Directions:
Collect every line in the records below that contains the word "name".

※

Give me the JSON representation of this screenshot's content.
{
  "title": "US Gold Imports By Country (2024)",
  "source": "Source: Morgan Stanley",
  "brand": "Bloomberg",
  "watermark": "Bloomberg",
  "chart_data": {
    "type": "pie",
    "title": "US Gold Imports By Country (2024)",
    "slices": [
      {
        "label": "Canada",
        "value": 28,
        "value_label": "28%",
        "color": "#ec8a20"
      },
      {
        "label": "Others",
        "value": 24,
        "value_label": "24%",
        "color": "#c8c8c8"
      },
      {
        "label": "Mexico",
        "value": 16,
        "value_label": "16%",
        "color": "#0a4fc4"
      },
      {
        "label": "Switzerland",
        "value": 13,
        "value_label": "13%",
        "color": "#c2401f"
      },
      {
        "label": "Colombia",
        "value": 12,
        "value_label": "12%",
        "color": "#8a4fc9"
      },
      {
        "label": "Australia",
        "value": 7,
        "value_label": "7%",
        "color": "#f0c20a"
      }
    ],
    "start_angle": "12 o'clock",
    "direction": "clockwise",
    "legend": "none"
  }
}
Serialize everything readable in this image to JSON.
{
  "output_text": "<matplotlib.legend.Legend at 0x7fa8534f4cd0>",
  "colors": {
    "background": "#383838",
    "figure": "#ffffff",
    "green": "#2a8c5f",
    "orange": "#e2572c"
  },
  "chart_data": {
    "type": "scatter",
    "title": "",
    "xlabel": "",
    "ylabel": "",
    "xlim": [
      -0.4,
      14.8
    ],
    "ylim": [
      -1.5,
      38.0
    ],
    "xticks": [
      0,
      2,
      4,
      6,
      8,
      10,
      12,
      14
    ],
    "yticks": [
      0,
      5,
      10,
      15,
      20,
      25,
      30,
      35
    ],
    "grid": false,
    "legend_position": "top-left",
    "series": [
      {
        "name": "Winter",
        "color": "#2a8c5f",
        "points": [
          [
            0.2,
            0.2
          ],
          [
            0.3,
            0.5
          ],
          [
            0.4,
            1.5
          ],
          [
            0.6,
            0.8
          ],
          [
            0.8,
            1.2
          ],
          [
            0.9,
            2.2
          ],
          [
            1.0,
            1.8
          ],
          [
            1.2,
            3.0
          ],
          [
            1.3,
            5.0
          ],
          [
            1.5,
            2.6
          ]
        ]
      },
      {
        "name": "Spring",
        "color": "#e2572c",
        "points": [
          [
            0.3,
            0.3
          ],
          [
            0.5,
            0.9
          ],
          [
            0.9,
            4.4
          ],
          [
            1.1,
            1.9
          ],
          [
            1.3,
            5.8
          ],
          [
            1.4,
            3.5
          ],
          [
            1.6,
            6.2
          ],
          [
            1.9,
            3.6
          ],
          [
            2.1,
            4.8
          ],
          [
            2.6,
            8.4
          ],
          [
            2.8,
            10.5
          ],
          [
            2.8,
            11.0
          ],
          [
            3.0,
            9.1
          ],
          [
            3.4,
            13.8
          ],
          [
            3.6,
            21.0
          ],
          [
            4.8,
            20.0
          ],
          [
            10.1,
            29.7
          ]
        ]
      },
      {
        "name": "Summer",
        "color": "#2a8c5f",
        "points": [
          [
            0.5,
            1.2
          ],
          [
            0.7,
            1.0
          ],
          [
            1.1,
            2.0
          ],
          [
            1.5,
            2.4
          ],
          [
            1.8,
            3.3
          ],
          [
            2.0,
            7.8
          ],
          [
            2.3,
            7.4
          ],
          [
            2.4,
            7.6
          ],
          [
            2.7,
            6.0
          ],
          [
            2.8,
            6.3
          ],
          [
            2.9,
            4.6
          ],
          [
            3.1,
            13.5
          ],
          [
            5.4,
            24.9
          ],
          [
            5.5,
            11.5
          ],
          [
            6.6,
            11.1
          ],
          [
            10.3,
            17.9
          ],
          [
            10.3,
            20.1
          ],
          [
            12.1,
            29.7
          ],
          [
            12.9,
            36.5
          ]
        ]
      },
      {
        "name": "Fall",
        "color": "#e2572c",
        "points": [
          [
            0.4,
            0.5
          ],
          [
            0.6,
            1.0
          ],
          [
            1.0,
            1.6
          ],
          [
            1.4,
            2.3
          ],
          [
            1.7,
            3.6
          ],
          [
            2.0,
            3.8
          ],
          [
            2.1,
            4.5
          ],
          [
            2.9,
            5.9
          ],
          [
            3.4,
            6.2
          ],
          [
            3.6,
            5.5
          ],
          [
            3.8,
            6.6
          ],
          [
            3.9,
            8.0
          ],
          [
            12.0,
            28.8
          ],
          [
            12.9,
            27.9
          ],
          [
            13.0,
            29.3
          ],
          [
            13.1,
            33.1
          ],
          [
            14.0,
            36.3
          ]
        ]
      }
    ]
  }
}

※

Answer to the exercise:
        "name": "Winter",
        "name": "Spring",
        "name": "Summer",
        "name": "Fall",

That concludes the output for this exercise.